BRIEF:
Report how many lines of the entries below contain the word "Vælg", and nothing more.

RECORDED INFORMATION:
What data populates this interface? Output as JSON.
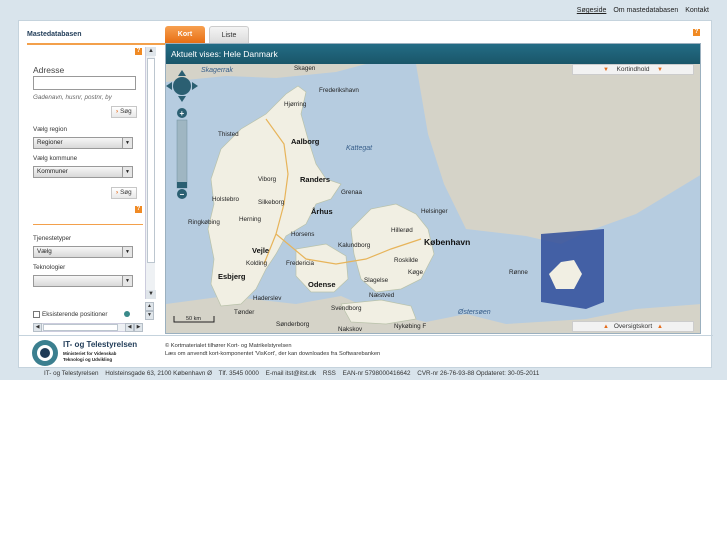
{
  "top_links": [
    "Søgeside",
    "Om mastedatabasen",
    "Kontakt"
  ],
  "sidebar": {
    "title": "Mastedatabasen",
    "help": "?",
    "address_label": "Adresse",
    "address_value": "",
    "address_hint": "Gadenavn, husnr, postnr, by",
    "search_label": "Søg",
    "region_label": "Vælg region",
    "region_value": "Regioner",
    "kommune_label": "Vælg kommune",
    "kommune_value": "Kommuner",
    "search2_label": "Søg",
    "tjeneste_label": "Tjenestetyper",
    "tjeneste_value": "Vælg",
    "teknologier_label": "Teknologier",
    "teknologier_value": "",
    "existing_label": "Eksisterende positioner"
  },
  "tabs": [
    {
      "label": "Kort",
      "active": true
    },
    {
      "label": "Liste",
      "active": false
    }
  ],
  "map": {
    "header": "Aktuelt vises: Hele Danmark",
    "kortindhold": "Kortindhold",
    "oversigtskort": "Oversigtskort",
    "scale": "50 km",
    "places": {
      "skagerrak": "Skagerrak",
      "skagen": "Skagen",
      "frederikshavn": "Frederikshavn",
      "hjorring": "Hjørring",
      "thisted": "Thisted",
      "aalborg": "Aalborg",
      "kattegat": "Kattegat",
      "viborg": "Viborg",
      "randers": "Randers",
      "grenaa": "Grenaa",
      "holstebro": "Holstebro",
      "silkeborg": "Silkeborg",
      "aarhus": "Århus",
      "ringkobing": "Ringkøbing",
      "herning": "Herning",
      "helsinger": "Helsinger",
      "hillerod": "Hillerød",
      "kobenhavn": "København",
      "horsens": "Horsens",
      "kalundborg": "Kalundborg",
      "vejle": "Vejle",
      "kolding": "Kolding",
      "fredericia": "Fredericia",
      "roskilde": "Roskilde",
      "koge": "Køge",
      "esbjerg": "Esbjerg",
      "slagelse": "Slagelse",
      "odense": "Odense",
      "naestved": "Næstved",
      "haderslev": "Haderslev",
      "svendborg": "Svendborg",
      "tonder": "Tønder",
      "sonderborg": "Sønderborg",
      "nakskov": "Nakskov",
      "nykobing": "Nykøbing F",
      "ronne": "Rønne",
      "ostersoen": "Østersøen"
    }
  },
  "footer": {
    "logo_title": "IT- og Telestyrelsen",
    "logo_sub1": "Ministeriet for Videnskab",
    "logo_sub2": "Teknologi og Udvikling",
    "line1": "© Kortmaterialet tilhører Kort- og Matrikelstyrelsen",
    "line2": "Læs om anvendt kort-komponentet 'VisKort', der kan downloades fra Softwarebanken",
    "address_items": [
      "IT- og Telestyrelsen",
      "Holsteinsgade 63, 2100 København Ø",
      "Tlf. 3545 0000",
      "E-mail itst@itst.dk",
      "RSS",
      "EAN-nr 5798000416642",
      "CVR-nr 26-76-93-88 Opdateret: 30-05-2011"
    ]
  },
  "colors": {
    "accent": "#e8731a",
    "map_header": "#1a5669",
    "sea": "#b6cce0",
    "land": "#f1efe3"
  }
}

WRITTEN RESPONSE:
3